• [Dataset records]:
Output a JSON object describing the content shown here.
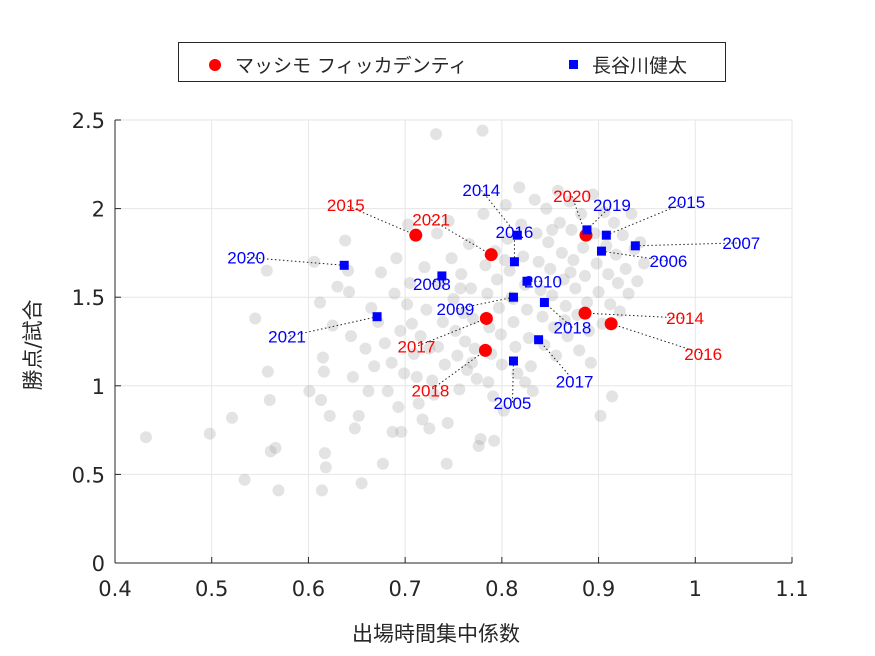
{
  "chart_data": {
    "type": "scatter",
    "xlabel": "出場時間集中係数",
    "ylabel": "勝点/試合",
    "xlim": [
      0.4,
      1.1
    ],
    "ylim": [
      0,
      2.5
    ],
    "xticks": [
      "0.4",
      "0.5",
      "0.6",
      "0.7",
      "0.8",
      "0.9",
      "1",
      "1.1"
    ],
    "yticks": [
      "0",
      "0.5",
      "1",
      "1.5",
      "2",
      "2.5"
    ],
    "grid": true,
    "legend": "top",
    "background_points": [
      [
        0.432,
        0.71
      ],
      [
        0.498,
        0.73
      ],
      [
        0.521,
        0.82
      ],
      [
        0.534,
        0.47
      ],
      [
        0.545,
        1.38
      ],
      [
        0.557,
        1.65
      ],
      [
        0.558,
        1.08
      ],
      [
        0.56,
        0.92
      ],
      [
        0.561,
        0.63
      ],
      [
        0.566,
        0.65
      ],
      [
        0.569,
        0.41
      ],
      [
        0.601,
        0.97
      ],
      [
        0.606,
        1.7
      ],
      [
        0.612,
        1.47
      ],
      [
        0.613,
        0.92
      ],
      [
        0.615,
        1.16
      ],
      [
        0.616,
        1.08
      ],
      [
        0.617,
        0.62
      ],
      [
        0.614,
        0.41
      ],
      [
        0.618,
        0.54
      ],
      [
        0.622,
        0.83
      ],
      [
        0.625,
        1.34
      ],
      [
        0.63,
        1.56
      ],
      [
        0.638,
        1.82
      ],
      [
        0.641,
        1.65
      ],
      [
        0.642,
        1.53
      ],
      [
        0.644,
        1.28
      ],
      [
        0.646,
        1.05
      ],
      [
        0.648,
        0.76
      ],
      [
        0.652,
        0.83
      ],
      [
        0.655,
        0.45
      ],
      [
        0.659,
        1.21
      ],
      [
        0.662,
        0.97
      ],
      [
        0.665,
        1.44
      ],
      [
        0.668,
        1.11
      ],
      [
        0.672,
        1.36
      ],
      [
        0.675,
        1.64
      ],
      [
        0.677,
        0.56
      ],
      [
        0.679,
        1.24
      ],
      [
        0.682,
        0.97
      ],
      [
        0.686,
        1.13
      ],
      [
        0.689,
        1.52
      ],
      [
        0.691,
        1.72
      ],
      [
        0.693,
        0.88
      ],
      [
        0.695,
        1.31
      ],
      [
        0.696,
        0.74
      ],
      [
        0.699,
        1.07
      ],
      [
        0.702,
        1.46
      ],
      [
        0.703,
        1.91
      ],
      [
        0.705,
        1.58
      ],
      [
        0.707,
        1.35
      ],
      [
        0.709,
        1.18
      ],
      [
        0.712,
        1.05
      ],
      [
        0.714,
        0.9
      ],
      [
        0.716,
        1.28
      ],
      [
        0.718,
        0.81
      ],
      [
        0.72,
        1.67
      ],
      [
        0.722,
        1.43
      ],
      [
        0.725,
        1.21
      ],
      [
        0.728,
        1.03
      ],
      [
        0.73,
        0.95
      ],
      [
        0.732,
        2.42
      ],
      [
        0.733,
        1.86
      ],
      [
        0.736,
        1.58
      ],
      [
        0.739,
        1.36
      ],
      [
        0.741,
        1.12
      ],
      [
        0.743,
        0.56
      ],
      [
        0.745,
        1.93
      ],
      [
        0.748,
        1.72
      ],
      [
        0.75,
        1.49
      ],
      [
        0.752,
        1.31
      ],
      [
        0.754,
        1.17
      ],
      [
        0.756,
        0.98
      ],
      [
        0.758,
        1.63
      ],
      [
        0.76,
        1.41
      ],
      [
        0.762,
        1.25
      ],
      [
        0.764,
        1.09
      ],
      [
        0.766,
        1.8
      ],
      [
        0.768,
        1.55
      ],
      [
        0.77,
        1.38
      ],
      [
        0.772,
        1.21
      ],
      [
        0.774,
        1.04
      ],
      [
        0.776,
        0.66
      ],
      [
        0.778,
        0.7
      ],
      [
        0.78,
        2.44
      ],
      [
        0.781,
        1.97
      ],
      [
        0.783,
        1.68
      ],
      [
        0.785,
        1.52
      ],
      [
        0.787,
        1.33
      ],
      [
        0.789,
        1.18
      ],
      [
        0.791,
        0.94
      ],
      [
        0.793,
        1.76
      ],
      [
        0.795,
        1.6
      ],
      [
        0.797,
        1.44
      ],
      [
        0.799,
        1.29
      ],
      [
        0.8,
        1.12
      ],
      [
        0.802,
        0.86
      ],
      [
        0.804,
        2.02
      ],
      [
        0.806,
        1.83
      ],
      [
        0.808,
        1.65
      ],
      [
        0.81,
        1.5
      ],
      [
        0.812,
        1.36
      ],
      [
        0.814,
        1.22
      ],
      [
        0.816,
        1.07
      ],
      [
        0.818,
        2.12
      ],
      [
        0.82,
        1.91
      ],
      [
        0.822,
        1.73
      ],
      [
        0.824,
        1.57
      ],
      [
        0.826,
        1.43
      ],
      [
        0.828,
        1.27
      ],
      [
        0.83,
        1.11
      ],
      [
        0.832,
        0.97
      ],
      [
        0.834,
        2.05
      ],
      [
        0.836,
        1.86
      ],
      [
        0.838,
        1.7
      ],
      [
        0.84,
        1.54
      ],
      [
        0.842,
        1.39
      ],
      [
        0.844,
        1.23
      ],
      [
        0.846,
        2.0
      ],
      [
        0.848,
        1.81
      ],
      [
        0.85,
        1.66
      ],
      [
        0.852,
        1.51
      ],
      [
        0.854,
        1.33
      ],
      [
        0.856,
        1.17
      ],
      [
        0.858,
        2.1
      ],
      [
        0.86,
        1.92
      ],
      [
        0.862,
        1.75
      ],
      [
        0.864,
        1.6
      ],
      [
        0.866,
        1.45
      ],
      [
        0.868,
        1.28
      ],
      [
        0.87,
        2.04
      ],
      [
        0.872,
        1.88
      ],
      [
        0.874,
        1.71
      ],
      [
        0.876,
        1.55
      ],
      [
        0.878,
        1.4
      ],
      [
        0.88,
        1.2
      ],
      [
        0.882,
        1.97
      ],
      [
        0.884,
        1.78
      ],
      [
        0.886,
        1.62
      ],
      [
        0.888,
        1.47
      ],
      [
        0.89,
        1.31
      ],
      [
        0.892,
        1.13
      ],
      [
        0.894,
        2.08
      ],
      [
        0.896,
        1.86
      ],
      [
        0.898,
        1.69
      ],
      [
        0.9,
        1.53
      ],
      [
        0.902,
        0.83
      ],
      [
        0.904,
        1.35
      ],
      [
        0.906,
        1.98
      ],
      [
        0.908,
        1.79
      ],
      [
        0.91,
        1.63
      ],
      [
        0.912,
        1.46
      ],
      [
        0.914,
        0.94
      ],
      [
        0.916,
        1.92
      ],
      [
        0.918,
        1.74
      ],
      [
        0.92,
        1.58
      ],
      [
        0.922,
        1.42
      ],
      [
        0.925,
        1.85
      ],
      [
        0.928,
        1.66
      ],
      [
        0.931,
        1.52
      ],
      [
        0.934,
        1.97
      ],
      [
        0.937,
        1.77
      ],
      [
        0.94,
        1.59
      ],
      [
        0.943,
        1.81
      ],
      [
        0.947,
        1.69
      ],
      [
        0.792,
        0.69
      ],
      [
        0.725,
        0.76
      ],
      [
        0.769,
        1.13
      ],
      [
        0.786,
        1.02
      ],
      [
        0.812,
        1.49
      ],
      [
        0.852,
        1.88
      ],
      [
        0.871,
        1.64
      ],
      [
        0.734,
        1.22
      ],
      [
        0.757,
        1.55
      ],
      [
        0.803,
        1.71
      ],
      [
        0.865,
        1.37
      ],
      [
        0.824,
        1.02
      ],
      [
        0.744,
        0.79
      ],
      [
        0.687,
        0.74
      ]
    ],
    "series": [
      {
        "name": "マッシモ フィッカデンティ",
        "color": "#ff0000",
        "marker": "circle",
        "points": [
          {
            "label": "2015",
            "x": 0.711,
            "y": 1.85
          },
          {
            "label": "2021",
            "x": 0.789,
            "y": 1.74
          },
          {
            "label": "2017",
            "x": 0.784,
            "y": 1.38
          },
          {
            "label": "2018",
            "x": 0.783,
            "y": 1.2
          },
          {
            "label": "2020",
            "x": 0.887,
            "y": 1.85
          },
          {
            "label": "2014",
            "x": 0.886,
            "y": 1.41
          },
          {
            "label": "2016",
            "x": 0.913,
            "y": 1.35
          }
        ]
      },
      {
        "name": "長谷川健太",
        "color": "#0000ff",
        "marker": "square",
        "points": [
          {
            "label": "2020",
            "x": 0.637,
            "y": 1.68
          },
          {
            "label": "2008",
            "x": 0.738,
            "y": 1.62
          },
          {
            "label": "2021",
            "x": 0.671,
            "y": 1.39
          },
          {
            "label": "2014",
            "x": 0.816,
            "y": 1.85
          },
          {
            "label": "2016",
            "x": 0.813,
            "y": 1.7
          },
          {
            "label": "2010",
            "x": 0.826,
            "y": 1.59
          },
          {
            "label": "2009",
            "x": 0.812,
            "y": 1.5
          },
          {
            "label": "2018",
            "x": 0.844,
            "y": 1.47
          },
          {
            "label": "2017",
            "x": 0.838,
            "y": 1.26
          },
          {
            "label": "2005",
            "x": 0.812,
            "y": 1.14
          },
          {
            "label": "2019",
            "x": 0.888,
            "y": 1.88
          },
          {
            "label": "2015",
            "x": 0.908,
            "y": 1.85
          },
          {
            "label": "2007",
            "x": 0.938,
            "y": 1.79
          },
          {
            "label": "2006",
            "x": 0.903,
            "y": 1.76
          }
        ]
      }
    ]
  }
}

...

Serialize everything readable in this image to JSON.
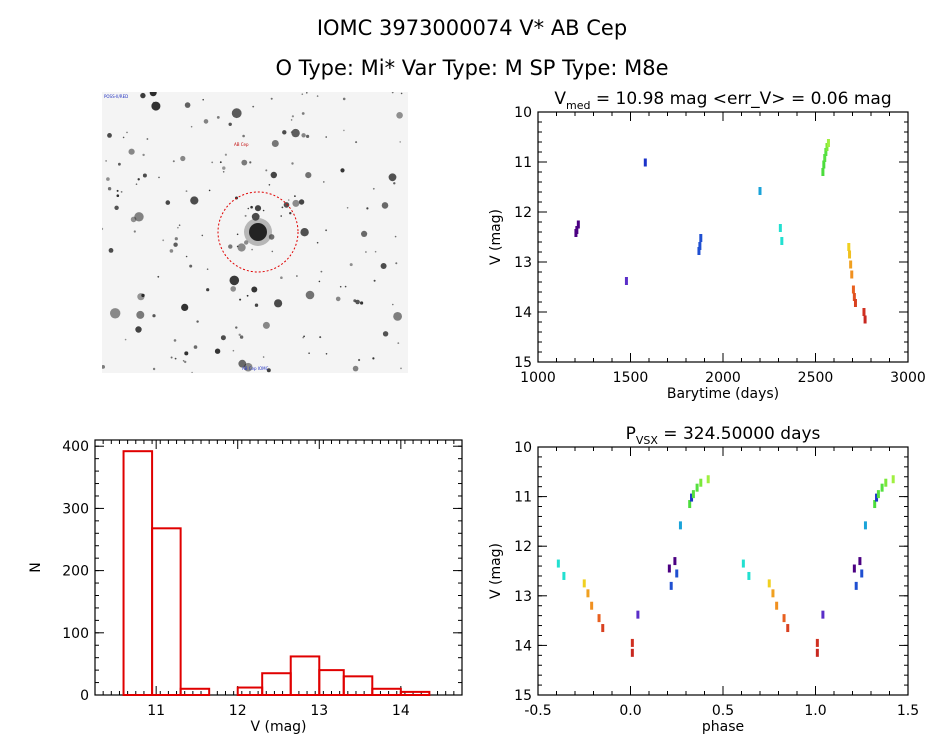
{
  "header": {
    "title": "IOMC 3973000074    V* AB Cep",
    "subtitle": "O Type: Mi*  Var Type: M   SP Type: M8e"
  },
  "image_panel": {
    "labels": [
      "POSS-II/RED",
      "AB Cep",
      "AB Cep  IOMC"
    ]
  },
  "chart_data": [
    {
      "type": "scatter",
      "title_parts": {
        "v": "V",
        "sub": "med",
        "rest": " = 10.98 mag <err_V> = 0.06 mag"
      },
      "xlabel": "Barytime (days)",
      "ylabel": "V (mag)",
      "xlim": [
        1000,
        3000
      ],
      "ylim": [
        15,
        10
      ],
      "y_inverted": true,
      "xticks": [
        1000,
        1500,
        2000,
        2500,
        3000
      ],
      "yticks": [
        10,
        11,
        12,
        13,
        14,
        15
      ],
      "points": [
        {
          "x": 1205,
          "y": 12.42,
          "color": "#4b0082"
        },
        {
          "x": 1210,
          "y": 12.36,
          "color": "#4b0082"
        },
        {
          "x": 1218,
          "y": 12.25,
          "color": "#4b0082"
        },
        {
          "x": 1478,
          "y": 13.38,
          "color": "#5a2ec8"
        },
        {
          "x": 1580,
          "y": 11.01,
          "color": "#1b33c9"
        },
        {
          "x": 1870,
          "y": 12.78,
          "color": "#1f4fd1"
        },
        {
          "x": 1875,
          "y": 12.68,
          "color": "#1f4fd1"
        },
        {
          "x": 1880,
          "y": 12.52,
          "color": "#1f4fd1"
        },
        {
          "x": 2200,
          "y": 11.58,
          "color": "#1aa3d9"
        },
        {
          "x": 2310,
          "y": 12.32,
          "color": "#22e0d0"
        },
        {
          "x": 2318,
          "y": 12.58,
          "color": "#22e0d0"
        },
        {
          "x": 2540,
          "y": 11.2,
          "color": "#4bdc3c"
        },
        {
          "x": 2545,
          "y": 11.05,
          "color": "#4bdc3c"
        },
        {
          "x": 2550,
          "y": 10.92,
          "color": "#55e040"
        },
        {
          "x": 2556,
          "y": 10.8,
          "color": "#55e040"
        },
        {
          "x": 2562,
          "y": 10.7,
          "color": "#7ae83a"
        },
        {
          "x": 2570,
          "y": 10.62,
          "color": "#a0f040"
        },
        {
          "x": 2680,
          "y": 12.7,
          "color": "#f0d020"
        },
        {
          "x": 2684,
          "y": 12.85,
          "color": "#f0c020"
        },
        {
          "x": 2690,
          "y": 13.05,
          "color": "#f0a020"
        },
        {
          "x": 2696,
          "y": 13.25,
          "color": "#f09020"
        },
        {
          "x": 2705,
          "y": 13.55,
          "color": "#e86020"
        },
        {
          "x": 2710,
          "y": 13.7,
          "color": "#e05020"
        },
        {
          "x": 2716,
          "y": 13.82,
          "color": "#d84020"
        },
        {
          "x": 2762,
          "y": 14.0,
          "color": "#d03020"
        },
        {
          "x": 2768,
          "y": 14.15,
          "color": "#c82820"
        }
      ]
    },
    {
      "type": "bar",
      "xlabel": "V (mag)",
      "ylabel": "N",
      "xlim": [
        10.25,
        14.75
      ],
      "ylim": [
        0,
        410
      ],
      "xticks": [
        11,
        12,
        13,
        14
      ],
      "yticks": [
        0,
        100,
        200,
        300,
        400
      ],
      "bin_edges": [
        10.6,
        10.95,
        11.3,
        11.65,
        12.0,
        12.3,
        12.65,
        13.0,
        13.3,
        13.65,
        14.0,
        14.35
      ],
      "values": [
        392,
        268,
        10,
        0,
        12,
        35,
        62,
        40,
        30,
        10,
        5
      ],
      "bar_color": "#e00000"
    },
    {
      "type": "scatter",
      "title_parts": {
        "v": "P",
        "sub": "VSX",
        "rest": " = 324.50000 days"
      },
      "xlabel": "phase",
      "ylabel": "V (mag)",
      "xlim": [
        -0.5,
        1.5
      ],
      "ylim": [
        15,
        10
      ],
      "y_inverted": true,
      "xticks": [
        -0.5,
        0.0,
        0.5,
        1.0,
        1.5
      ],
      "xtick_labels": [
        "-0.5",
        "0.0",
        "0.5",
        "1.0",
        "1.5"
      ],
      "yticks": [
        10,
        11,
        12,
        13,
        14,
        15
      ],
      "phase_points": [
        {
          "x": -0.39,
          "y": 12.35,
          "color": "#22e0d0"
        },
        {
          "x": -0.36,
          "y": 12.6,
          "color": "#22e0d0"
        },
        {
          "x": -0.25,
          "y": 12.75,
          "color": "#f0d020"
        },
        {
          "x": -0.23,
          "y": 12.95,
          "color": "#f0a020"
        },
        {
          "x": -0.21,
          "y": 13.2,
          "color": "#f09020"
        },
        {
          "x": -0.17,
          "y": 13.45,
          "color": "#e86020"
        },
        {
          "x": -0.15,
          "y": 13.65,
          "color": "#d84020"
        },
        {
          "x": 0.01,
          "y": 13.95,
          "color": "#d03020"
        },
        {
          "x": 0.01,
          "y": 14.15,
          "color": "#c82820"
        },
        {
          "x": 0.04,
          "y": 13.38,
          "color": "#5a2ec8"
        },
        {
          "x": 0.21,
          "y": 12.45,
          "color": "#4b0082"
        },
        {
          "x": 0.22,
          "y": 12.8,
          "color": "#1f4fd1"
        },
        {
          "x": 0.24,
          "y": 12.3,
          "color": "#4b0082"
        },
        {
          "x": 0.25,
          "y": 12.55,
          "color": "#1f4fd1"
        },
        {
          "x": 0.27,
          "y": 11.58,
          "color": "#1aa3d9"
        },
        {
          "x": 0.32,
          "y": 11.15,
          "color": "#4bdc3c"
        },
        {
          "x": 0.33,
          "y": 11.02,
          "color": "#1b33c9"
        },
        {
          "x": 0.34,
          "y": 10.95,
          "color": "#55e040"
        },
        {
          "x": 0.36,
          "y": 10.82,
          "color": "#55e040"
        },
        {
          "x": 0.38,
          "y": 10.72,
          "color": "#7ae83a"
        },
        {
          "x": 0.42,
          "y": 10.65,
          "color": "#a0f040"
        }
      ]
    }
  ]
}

• [Task brief]: Copy every line above that includes the string "xlabel".

• [Full response]:
    "xlabel": "出場時間集中係数",
      "xlabel": "Barytime (days)",
      "xlabel": "V (mag)",
      "xlabel": "phase",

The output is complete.